▸ Task
Transcribe the records that follow in their entirety, omitting any pictures.

(Saved entries)
□ □ □ □ □ □ □

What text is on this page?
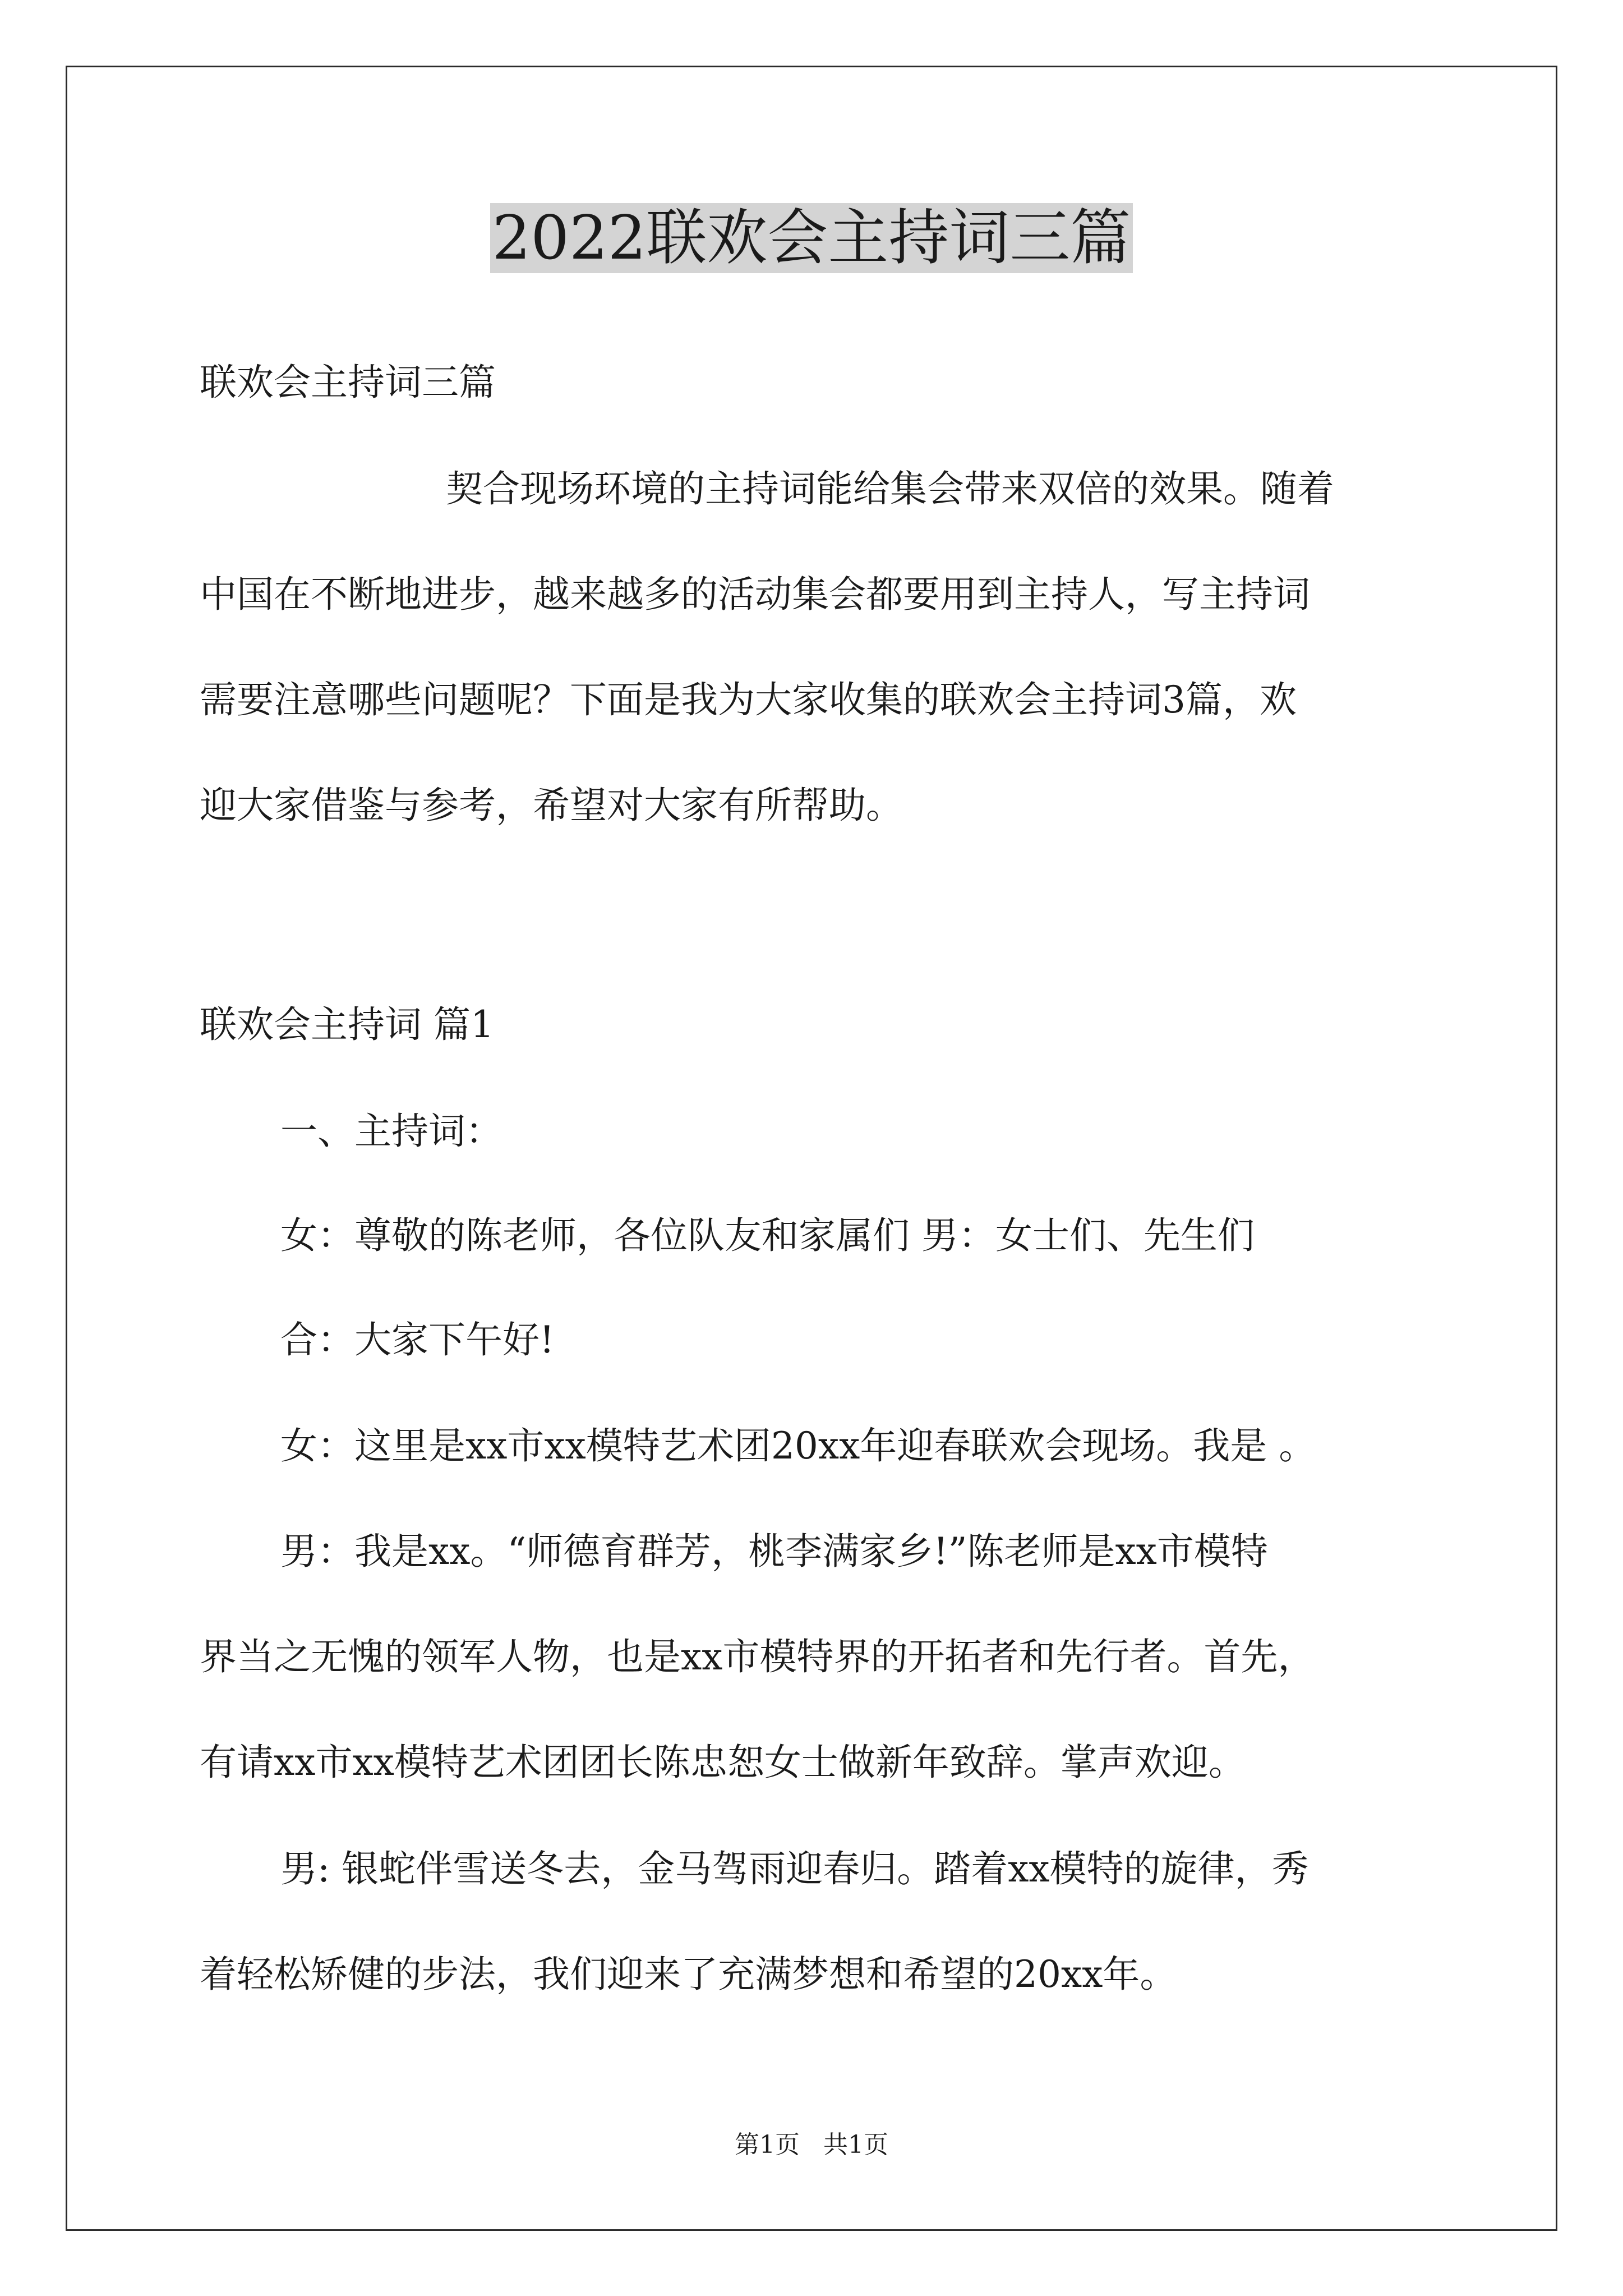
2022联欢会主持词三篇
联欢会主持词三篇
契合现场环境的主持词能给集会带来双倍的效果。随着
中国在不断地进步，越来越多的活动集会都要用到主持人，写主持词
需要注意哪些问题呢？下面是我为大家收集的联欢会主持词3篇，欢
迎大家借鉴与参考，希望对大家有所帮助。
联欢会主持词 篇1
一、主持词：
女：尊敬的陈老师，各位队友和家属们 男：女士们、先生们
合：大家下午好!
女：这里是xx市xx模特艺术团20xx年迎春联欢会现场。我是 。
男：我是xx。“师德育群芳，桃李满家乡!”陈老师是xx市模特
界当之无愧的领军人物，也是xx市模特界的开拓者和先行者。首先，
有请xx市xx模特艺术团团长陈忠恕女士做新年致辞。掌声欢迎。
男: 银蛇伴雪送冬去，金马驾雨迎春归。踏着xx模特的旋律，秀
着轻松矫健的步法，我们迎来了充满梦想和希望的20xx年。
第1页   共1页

□ □ □ □ □ □ □

▸ Task answer
What text is on this page?
2022联欢会主持词三篇
联欢会主持词三篇
契合现场环境的主持词能给集会带来双倍的效果。随着
中国在不断地进步，越来越多的活动集会都要用到主持人，写主持词
需要注意哪些问题呢？下面是我为大家收集的联欢会主持词3篇，欢
迎大家借鉴与参考，希望对大家有所帮助。
联欢会主持词 篇1
一、主持词：
女：尊敬的陈老师，各位队友和家属们 男：女士们、先生们
合：大家下午好!
女：这里是xx市xx模特艺术团20xx年迎春联欢会现场。我是 。
男：我是xx。“师德育群芳，桃李满家乡!”陈老师是xx市模特
界当之无愧的领军人物，也是xx市模特界的开拓者和先行者。首先，
有请xx市xx模特艺术团团长陈忠恕女士做新年致辞。掌声欢迎。
男: 银蛇伴雪送冬去，金马驾雨迎春归。踏着xx模特的旋律，秀
着轻松矫健的步法，我们迎来了充满梦想和希望的20xx年。
第1页   共1页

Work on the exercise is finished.